>> BEGIN TASK INPUTS

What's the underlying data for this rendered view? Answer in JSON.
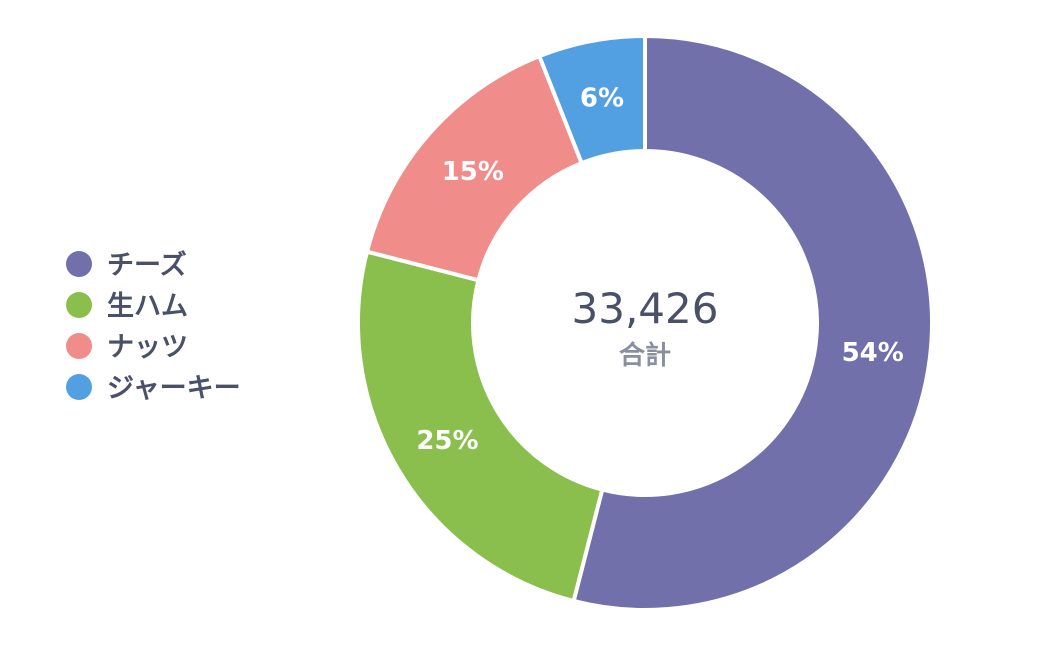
{
  "chart_data": {
    "type": "pie",
    "donut": true,
    "legend_position": "left",
    "categories": [
      "チーズ",
      "生ハム",
      "ナッツ",
      "ジャーキー"
    ],
    "values": [
      54,
      25,
      15,
      6
    ],
    "value_labels": [
      "54%",
      "25%",
      "15%",
      "6%"
    ],
    "colors": [
      "#7270ab",
      "#8bbf4d",
      "#f08c8a",
      "#529fe2"
    ],
    "center_value": "33,426",
    "center_label": "合計"
  }
}
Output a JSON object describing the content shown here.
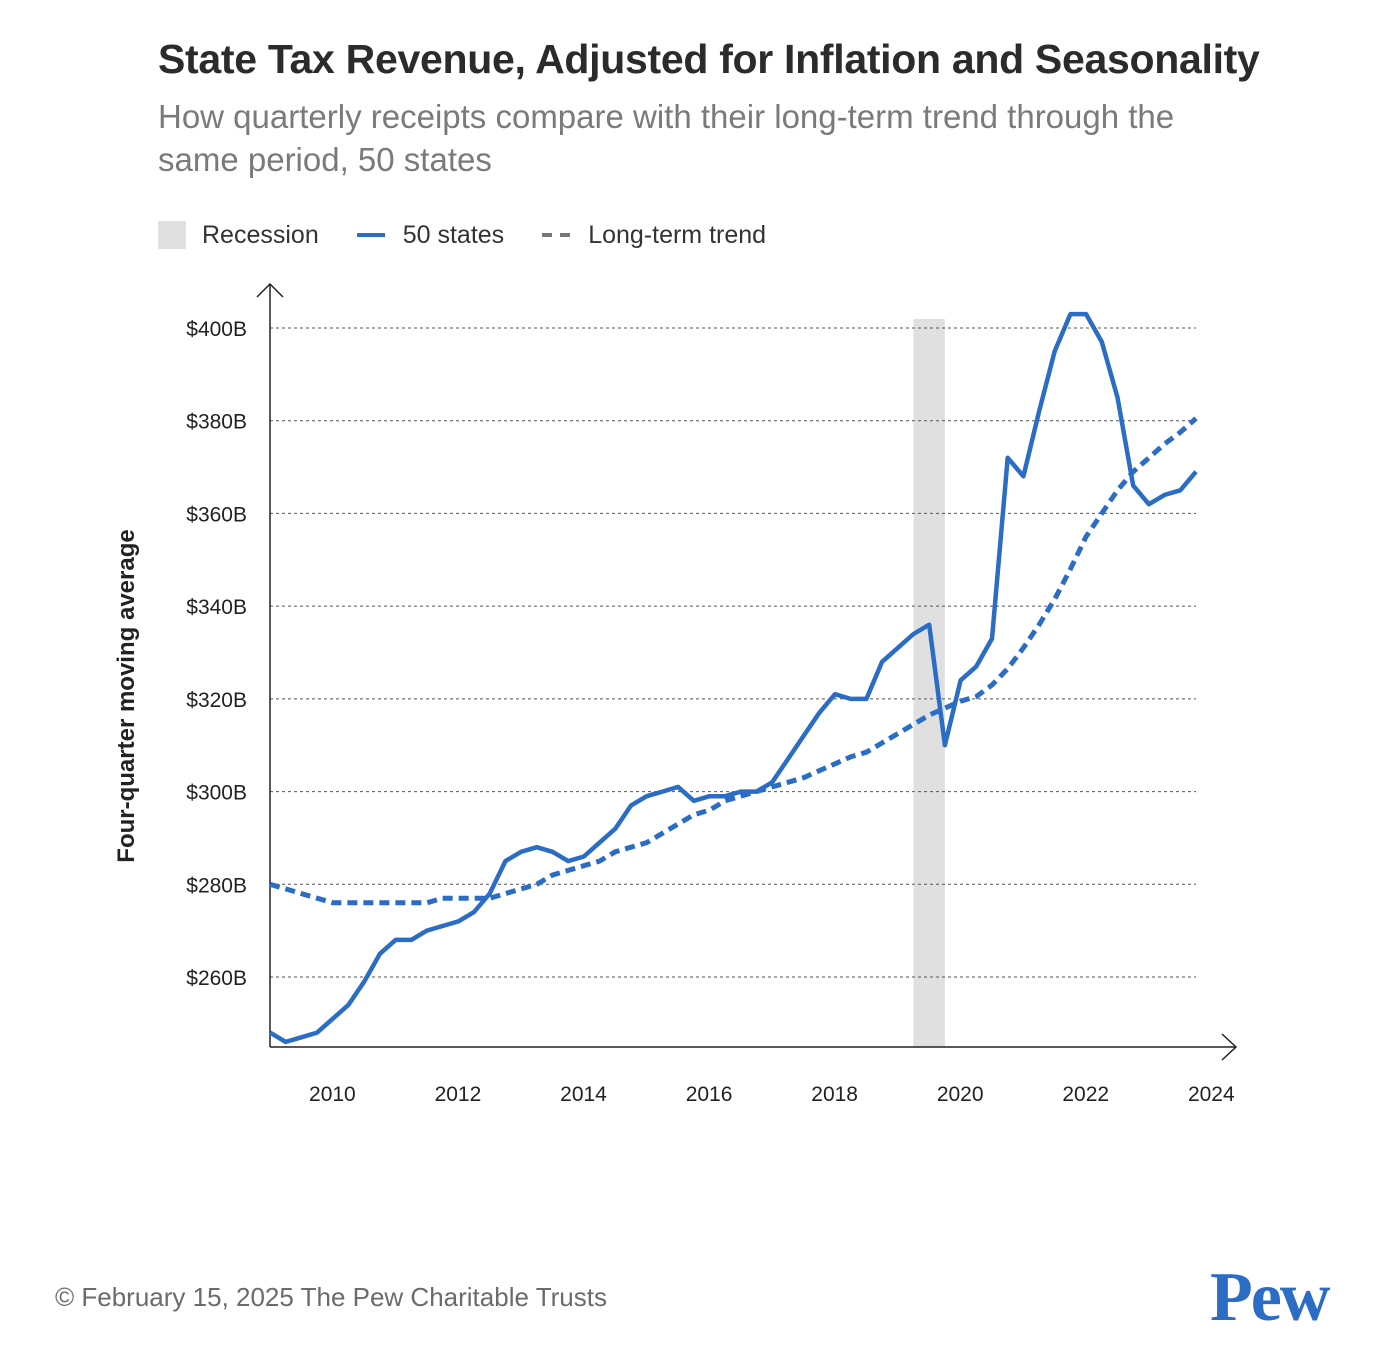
{
  "header": {
    "title": "State Tax Revenue, Adjusted for Inflation and Seasonality",
    "subtitle": "How quarterly receipts compare with their long-term trend through the same period, 50 states"
  },
  "legend": {
    "recession": "Recession",
    "series_50": "50 states",
    "trend": "Long-term trend"
  },
  "colors": {
    "series": "#2b6cc4",
    "recession": "#e0e0e0",
    "grid": "#555555",
    "axis": "#222222"
  },
  "footer": {
    "copyright": "© February 15, 2025 The Pew Charitable Trusts",
    "logo": "Pew"
  },
  "chart_data": {
    "type": "line",
    "ylabel": "Four-quarter moving average",
    "xlabel": "",
    "xlim": [
      2009.5,
      2024.25
    ],
    "ylim": [
      245,
      405
    ],
    "y_ticks": [
      260,
      280,
      300,
      320,
      340,
      360,
      380,
      400
    ],
    "y_tick_labels": [
      "$260B",
      "$280B",
      "$300B",
      "$320B",
      "$340B",
      "$360B",
      "$380B",
      "$400B"
    ],
    "x_ticks": [
      2010,
      2012,
      2014,
      2016,
      2018,
      2020,
      2022,
      2024
    ],
    "x_tick_labels": [
      "2010",
      "2012",
      "2014",
      "2016",
      "2018",
      "2020",
      "2022",
      "2024"
    ],
    "grid": "horizontal dashed",
    "legend_position": "top-left",
    "recession": {
      "start": 2019.75,
      "end": 2020.25
    },
    "series": [
      {
        "name": "50 states",
        "style": "solid",
        "x": [
          2009.5,
          2009.75,
          2010,
          2010.25,
          2010.5,
          2010.75,
          2011,
          2011.25,
          2011.5,
          2011.75,
          2012,
          2012.25,
          2012.5,
          2012.75,
          2013,
          2013.25,
          2013.5,
          2013.75,
          2014,
          2014.25,
          2014.5,
          2014.75,
          2015,
          2015.25,
          2015.5,
          2015.75,
          2016,
          2016.25,
          2016.5,
          2016.75,
          2017,
          2017.25,
          2017.5,
          2017.75,
          2018,
          2018.25,
          2018.5,
          2018.75,
          2019,
          2019.25,
          2019.5,
          2019.75,
          2020,
          2020.25,
          2020.5,
          2020.75,
          2021,
          2021.25,
          2021.5,
          2021.75,
          2022,
          2022.25,
          2022.5,
          2022.75,
          2023,
          2023.25,
          2023.5,
          2023.75,
          2024,
          2024.25
        ],
        "values": [
          248,
          246,
          247,
          248,
          251,
          254,
          259,
          265,
          268,
          268,
          270,
          271,
          272,
          274,
          278,
          285,
          287,
          288,
          287,
          285,
          286,
          289,
          292,
          297,
          299,
          300,
          301,
          298,
          299,
          299,
          300,
          300,
          302,
          307,
          312,
          317,
          321,
          320,
          320,
          328,
          331,
          334,
          336,
          310,
          324,
          327,
          333,
          372,
          368,
          382,
          395,
          403,
          403,
          397,
          385,
          366,
          362,
          364,
          365,
          369
        ]
      },
      {
        "name": "Long-term trend",
        "style": "dashed",
        "x": [
          2009.5,
          2009.75,
          2010,
          2010.25,
          2010.5,
          2010.75,
          2011,
          2011.25,
          2011.5,
          2011.75,
          2012,
          2012.25,
          2012.5,
          2012.75,
          2013,
          2013.25,
          2013.5,
          2013.75,
          2014,
          2014.25,
          2014.5,
          2014.75,
          2015,
          2015.25,
          2015.5,
          2015.75,
          2016,
          2016.25,
          2016.5,
          2016.75,
          2017,
          2017.25,
          2017.5,
          2017.75,
          2018,
          2018.25,
          2018.5,
          2018.75,
          2019,
          2019.25,
          2019.5,
          2019.75,
          2020,
          2020.25,
          2020.5,
          2020.75,
          2021,
          2021.25,
          2021.5,
          2021.75,
          2022,
          2022.25,
          2022.5,
          2022.75,
          2023,
          2023.25,
          2023.5,
          2023.75,
          2024,
          2024.25
        ],
        "values": [
          280,
          279,
          278,
          277,
          276,
          276,
          276,
          276,
          276,
          276,
          276,
          277,
          277,
          277,
          277,
          278,
          279,
          280,
          282,
          283,
          284,
          285,
          287,
          288,
          289,
          291,
          293,
          295,
          296,
          298,
          299,
          300,
          301,
          302,
          303,
          304.5,
          306,
          307.5,
          308.5,
          310.5,
          312.5,
          314.5,
          316.5,
          318,
          319.5,
          320.5,
          323,
          326.5,
          331,
          336,
          341.5,
          348,
          355,
          360,
          365,
          369,
          372,
          375,
          377.5,
          380.5
        ]
      }
    ]
  }
}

>> END TASK INPUTS

## [PROBLEM]
Scan the records for the string "dashed". Copy each line in which it appears.

## [ANSWER TO THE EXERCISE]
    "grid": "horizontal dashed",
        "style": "dashed",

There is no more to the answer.